PROBLEM STATEMENT
Count the lines containing "speed" in the entries underneath, and state that count without anything else.

[begin GIVEN ENTRIES]

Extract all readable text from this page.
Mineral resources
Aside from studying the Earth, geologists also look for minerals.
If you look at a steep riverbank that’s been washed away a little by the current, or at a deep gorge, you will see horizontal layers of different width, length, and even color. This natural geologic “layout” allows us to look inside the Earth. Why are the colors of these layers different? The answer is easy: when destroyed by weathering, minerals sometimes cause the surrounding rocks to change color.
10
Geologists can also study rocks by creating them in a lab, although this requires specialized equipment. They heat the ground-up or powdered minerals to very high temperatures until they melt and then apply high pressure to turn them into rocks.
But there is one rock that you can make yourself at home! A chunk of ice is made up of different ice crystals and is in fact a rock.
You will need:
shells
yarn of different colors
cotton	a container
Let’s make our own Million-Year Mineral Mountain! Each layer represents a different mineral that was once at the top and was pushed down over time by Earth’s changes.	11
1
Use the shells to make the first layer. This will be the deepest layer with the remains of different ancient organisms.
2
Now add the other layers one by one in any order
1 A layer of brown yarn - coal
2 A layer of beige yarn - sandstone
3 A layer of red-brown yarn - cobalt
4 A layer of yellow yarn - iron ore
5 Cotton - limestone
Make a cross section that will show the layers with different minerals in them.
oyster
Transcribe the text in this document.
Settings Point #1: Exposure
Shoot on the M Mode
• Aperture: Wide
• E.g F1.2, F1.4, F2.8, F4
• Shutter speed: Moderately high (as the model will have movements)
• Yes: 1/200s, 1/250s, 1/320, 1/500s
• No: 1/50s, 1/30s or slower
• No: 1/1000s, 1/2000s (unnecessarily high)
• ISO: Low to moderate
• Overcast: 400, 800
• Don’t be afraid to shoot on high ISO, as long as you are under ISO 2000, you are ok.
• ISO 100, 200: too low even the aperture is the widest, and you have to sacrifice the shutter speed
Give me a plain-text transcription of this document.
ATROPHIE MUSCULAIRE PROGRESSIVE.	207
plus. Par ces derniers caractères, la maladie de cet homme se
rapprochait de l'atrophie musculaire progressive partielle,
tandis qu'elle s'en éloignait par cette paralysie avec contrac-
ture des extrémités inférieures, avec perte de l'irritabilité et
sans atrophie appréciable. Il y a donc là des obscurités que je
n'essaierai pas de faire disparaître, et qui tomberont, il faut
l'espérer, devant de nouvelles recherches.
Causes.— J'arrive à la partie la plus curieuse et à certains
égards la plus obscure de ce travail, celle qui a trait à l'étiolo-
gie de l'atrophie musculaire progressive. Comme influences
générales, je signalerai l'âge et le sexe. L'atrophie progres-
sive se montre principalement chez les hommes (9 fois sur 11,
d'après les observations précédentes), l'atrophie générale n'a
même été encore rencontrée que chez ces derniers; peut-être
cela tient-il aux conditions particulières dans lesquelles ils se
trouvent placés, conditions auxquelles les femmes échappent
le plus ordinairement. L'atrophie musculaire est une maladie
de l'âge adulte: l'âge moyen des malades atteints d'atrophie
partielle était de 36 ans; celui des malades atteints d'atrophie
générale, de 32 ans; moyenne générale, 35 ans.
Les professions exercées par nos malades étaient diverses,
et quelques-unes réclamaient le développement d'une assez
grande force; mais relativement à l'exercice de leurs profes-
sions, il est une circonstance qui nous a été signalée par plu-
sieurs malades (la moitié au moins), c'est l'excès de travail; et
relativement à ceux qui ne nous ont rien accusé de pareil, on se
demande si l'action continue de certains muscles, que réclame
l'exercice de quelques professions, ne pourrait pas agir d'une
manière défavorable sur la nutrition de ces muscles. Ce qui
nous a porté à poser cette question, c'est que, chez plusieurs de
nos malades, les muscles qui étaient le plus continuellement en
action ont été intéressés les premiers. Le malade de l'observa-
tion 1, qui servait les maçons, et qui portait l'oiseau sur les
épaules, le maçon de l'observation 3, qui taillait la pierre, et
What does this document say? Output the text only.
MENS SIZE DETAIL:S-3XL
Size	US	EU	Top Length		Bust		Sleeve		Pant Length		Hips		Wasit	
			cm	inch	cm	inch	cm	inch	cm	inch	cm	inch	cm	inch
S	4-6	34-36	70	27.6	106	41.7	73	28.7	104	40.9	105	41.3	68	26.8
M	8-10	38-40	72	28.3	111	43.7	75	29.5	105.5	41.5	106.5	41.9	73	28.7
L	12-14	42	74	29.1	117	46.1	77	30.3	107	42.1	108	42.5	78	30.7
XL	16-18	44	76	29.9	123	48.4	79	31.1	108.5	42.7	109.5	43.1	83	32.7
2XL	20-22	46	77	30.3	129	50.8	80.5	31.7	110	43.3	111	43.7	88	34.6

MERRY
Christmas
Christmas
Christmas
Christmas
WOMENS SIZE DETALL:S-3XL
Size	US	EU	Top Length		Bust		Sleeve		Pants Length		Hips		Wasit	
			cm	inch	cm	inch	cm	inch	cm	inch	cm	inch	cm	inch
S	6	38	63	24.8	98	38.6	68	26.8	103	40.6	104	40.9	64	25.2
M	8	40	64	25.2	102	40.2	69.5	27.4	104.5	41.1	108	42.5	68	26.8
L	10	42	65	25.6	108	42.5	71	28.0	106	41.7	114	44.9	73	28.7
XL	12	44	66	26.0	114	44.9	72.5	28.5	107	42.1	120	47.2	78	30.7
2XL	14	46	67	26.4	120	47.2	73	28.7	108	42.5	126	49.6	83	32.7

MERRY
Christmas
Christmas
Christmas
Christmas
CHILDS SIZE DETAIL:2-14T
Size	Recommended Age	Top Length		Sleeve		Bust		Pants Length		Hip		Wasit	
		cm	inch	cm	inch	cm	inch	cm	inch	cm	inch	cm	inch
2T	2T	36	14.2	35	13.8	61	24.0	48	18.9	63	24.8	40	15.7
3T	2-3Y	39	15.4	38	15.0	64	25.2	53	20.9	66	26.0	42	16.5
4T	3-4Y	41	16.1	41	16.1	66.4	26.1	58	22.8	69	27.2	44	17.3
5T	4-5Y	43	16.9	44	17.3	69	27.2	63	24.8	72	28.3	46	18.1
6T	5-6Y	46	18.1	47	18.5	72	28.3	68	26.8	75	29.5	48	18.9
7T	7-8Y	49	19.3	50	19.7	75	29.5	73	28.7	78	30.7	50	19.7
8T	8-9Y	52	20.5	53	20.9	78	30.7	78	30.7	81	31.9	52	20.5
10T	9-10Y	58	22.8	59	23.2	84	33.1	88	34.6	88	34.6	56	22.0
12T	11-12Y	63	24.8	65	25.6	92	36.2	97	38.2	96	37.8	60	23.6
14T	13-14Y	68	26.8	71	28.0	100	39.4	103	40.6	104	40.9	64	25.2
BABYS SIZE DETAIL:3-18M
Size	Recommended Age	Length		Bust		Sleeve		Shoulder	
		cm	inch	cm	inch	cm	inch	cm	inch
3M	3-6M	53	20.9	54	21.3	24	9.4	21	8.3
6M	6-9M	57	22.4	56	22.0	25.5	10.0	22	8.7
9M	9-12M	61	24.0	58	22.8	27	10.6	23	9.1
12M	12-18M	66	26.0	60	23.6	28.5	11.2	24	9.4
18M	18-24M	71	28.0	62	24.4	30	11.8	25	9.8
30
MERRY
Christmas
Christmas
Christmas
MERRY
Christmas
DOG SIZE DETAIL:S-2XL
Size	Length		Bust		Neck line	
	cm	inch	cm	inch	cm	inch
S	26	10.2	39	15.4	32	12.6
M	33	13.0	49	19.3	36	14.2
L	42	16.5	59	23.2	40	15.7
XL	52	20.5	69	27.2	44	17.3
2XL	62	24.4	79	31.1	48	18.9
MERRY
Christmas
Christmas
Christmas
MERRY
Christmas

[end GIVEN ENTRIES]

FINAL ANSWER
2